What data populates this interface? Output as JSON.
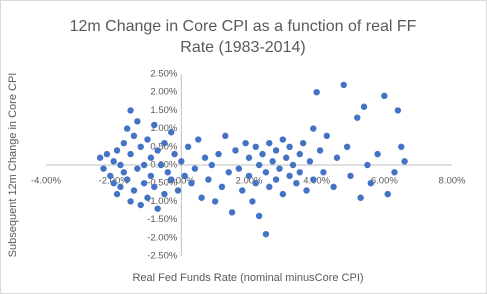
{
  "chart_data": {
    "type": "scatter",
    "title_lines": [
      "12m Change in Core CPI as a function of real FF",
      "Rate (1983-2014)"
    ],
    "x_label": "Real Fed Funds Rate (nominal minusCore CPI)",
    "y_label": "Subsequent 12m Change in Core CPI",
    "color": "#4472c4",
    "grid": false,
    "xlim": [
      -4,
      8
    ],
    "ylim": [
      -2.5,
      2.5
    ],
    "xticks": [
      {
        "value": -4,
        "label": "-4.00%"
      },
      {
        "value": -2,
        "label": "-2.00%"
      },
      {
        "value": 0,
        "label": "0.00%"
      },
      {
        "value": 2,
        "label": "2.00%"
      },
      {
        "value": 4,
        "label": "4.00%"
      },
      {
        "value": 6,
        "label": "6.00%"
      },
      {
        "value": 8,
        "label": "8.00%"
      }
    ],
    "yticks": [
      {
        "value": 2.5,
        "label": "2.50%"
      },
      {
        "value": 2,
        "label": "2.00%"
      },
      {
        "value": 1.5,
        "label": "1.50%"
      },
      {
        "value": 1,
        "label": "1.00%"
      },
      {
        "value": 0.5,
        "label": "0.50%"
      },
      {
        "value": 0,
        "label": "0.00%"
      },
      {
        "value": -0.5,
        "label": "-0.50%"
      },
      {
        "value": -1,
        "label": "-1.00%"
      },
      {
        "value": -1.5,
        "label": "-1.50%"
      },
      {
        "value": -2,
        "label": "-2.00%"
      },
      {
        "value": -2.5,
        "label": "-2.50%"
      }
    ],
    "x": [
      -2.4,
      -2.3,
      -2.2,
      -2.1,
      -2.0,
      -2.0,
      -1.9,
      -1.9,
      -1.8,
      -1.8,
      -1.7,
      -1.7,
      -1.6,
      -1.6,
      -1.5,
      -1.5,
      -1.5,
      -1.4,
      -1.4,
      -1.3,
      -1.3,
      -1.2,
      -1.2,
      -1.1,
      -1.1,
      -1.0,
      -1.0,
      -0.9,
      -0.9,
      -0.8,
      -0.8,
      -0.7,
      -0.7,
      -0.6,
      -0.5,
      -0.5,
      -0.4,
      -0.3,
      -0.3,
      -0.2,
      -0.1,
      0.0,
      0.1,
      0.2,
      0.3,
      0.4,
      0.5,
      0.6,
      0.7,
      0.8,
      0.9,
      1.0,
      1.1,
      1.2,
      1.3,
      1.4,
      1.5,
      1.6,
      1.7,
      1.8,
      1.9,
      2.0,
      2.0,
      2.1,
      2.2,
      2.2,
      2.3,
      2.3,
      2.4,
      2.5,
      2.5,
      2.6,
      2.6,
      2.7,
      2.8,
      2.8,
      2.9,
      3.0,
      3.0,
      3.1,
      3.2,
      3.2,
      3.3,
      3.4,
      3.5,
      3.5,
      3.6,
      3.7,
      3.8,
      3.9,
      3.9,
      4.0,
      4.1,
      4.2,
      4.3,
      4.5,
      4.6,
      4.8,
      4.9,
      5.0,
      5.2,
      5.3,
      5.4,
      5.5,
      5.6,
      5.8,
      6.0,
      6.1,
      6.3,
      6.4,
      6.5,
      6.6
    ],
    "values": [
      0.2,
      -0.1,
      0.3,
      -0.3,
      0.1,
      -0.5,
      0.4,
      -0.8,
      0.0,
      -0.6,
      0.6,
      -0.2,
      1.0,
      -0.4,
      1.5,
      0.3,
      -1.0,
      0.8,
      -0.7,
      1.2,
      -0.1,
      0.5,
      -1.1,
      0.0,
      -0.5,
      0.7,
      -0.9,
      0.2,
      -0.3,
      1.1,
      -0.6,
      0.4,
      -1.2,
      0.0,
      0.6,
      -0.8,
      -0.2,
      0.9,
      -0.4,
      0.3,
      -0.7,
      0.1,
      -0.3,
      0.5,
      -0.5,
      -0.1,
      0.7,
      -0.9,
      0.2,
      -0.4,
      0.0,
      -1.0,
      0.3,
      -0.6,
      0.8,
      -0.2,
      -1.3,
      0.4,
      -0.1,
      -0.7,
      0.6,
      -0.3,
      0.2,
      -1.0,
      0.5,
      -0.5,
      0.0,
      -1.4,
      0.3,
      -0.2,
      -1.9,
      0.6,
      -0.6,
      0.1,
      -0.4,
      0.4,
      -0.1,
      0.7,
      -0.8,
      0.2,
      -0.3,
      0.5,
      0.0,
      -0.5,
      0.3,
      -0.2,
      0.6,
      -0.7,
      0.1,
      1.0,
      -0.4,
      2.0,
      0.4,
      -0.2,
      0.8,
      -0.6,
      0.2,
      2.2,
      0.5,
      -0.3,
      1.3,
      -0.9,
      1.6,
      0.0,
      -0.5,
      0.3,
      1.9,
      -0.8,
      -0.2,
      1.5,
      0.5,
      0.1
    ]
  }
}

Exercise aim -> Make a word-for-word copy of the entries, without any pictures.

Complete response ->
What data populates this interface? Output as JSON.
{
  "chart_data": {
    "type": "scatter",
    "title_lines": [
      "12m Change in Core CPI as a function of real FF",
      "Rate (1983-2014)"
    ],
    "x_label": "Real Fed Funds Rate (nominal minusCore CPI)",
    "y_label": "Subsequent 12m Change in Core CPI",
    "color": "#4472c4",
    "grid": false,
    "xlim": [
      -4,
      8
    ],
    "ylim": [
      -2.5,
      2.5
    ],
    "xticks": [
      {
        "value": -4,
        "label": "-4.00%"
      },
      {
        "value": -2,
        "label": "-2.00%"
      },
      {
        "value": 0,
        "label": "0.00%"
      },
      {
        "value": 2,
        "label": "2.00%"
      },
      {
        "value": 4,
        "label": "4.00%"
      },
      {
        "value": 6,
        "label": "6.00%"
      },
      {
        "value": 8,
        "label": "8.00%"
      }
    ],
    "yticks": [
      {
        "value": 2.5,
        "label": "2.50%"
      },
      {
        "value": 2,
        "label": "2.00%"
      },
      {
        "value": 1.5,
        "label": "1.50%"
      },
      {
        "value": 1,
        "label": "1.00%"
      },
      {
        "value": 0.5,
        "label": "0.50%"
      },
      {
        "value": 0,
        "label": "0.00%"
      },
      {
        "value": -0.5,
        "label": "-0.50%"
      },
      {
        "value": -1,
        "label": "-1.00%"
      },
      {
        "value": -1.5,
        "label": "-1.50%"
      },
      {
        "value": -2,
        "label": "-2.00%"
      },
      {
        "value": -2.5,
        "label": "-2.50%"
      }
    ],
    "x": [
      -2.4,
      -2.3,
      -2.2,
      -2.1,
      -2.0,
      -2.0,
      -1.9,
      -1.9,
      -1.8,
      -1.8,
      -1.7,
      -1.7,
      -1.6,
      -1.6,
      -1.5,
      -1.5,
      -1.5,
      -1.4,
      -1.4,
      -1.3,
      -1.3,
      -1.2,
      -1.2,
      -1.1,
      -1.1,
      -1.0,
      -1.0,
      -0.9,
      -0.9,
      -0.8,
      -0.8,
      -0.7,
      -0.7,
      -0.6,
      -0.5,
      -0.5,
      -0.4,
      -0.3,
      -0.3,
      -0.2,
      -0.1,
      0.0,
      0.1,
      0.2,
      0.3,
      0.4,
      0.5,
      0.6,
      0.7,
      0.8,
      0.9,
      1.0,
      1.1,
      1.2,
      1.3,
      1.4,
      1.5,
      1.6,
      1.7,
      1.8,
      1.9,
      2.0,
      2.0,
      2.1,
      2.2,
      2.2,
      2.3,
      2.3,
      2.4,
      2.5,
      2.5,
      2.6,
      2.6,
      2.7,
      2.8,
      2.8,
      2.9,
      3.0,
      3.0,
      3.1,
      3.2,
      3.2,
      3.3,
      3.4,
      3.5,
      3.5,
      3.6,
      3.7,
      3.8,
      3.9,
      3.9,
      4.0,
      4.1,
      4.2,
      4.3,
      4.5,
      4.6,
      4.8,
      4.9,
      5.0,
      5.2,
      5.3,
      5.4,
      5.5,
      5.6,
      5.8,
      6.0,
      6.1,
      6.3,
      6.4,
      6.5,
      6.6
    ],
    "values": [
      0.2,
      -0.1,
      0.3,
      -0.3,
      0.1,
      -0.5,
      0.4,
      -0.8,
      0.0,
      -0.6,
      0.6,
      -0.2,
      1.0,
      -0.4,
      1.5,
      0.3,
      -1.0,
      0.8,
      -0.7,
      1.2,
      -0.1,
      0.5,
      -1.1,
      0.0,
      -0.5,
      0.7,
      -0.9,
      0.2,
      -0.3,
      1.1,
      -0.6,
      0.4,
      -1.2,
      0.0,
      0.6,
      -0.8,
      -0.2,
      0.9,
      -0.4,
      0.3,
      -0.7,
      0.1,
      -0.3,
      0.5,
      -0.5,
      -0.1,
      0.7,
      -0.9,
      0.2,
      -0.4,
      0.0,
      -1.0,
      0.3,
      -0.6,
      0.8,
      -0.2,
      -1.3,
      0.4,
      -0.1,
      -0.7,
      0.6,
      -0.3,
      0.2,
      -1.0,
      0.5,
      -0.5,
      0.0,
      -1.4,
      0.3,
      -0.2,
      -1.9,
      0.6,
      -0.6,
      0.1,
      -0.4,
      0.4,
      -0.1,
      0.7,
      -0.8,
      0.2,
      -0.3,
      0.5,
      0.0,
      -0.5,
      0.3,
      -0.2,
      0.6,
      -0.7,
      0.1,
      1.0,
      -0.4,
      2.0,
      0.4,
      -0.2,
      0.8,
      -0.6,
      0.2,
      2.2,
      0.5,
      -0.3,
      1.3,
      -0.9,
      1.6,
      0.0,
      -0.5,
      0.3,
      1.9,
      -0.8,
      -0.2,
      1.5,
      0.5,
      0.1
    ]
  }
}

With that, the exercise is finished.